__YOUR INSTRUCTIONS__. Return each line that holds the word "screenshot".

__DATA IN THIS EXERCISE__.
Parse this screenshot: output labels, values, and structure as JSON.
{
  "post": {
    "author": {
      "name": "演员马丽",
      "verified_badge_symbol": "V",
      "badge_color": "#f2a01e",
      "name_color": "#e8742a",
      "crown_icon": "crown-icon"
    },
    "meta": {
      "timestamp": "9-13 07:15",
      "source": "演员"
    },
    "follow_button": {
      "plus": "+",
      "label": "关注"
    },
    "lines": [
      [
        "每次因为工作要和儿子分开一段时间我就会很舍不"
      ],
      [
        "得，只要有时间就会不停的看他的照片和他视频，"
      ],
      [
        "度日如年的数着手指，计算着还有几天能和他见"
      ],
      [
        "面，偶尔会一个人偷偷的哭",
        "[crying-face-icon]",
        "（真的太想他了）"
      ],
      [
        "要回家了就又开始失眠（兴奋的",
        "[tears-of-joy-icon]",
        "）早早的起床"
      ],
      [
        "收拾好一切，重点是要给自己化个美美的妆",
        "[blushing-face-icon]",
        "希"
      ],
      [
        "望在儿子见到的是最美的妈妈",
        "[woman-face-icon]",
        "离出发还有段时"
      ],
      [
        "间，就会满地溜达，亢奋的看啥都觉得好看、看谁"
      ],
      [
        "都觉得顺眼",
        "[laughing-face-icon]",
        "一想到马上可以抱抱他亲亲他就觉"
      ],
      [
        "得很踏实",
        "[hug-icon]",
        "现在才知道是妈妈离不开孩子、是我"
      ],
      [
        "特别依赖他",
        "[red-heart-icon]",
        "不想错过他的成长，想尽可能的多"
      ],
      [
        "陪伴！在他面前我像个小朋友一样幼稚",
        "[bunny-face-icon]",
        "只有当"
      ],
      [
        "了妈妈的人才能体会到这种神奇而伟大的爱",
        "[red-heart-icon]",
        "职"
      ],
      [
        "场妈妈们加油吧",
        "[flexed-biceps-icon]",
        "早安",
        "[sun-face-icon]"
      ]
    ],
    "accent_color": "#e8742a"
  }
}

* * *

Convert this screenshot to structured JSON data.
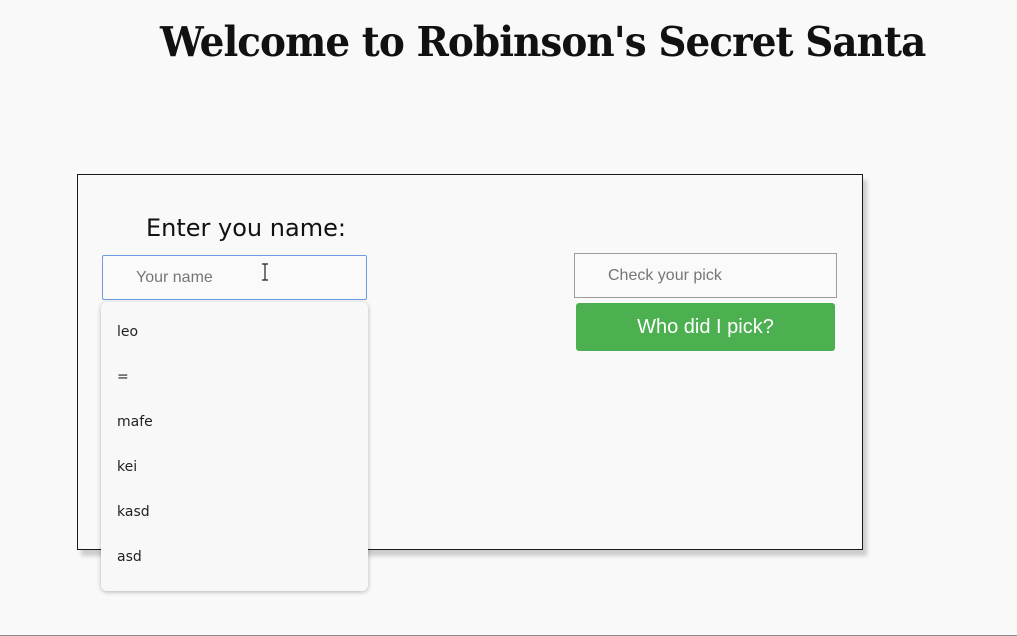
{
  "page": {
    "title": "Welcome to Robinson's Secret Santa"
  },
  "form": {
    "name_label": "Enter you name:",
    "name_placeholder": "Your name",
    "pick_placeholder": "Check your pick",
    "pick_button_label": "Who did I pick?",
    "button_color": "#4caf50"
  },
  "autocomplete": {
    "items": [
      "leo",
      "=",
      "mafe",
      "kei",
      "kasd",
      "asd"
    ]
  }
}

---

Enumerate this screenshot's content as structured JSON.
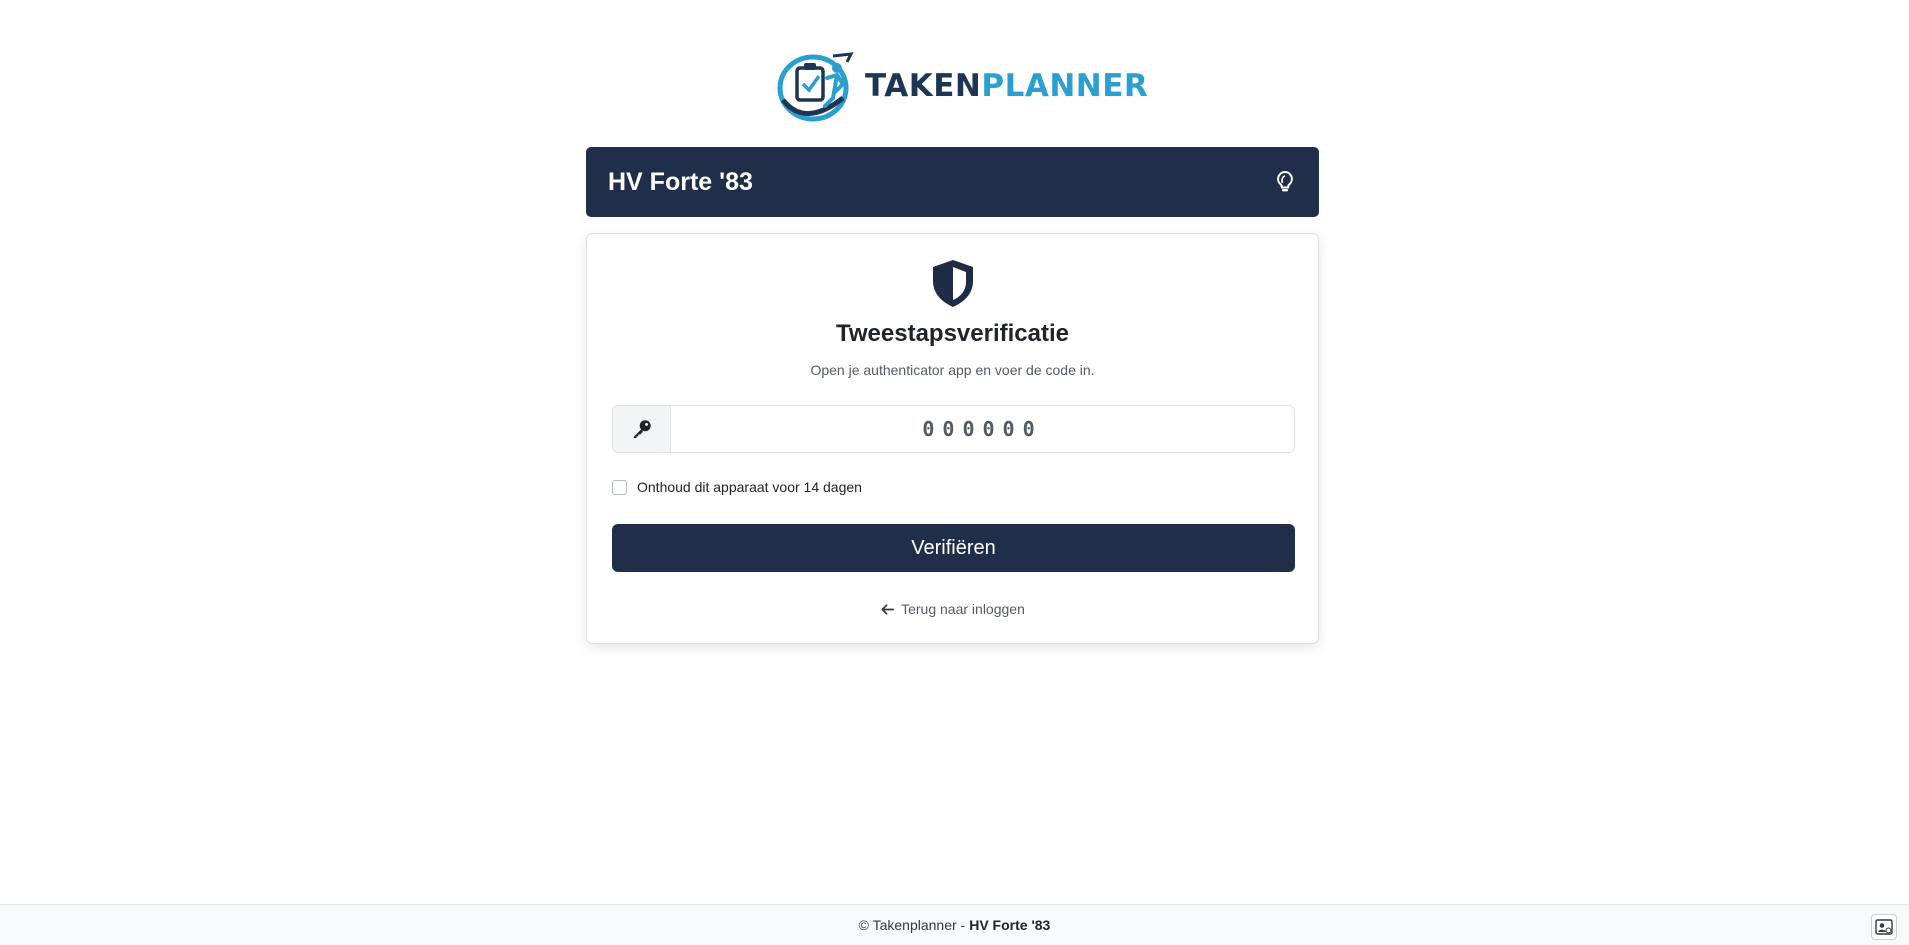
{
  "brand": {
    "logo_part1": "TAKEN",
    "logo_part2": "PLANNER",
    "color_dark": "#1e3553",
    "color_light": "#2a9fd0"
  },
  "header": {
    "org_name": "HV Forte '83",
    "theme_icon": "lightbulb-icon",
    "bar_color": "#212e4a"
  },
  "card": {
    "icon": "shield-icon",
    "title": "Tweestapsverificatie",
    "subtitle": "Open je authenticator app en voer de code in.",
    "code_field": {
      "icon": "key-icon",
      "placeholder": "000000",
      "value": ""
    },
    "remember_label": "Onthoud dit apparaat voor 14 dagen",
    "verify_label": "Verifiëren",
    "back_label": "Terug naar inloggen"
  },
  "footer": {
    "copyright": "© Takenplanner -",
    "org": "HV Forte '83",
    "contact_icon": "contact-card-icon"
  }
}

__RESULT FOR THIS TASK__.
Parse this screenshot: output labels, values, and structure as JSON.
Convert this screenshot to structured JSON data.
Enumerate this screenshot's content as structured JSON.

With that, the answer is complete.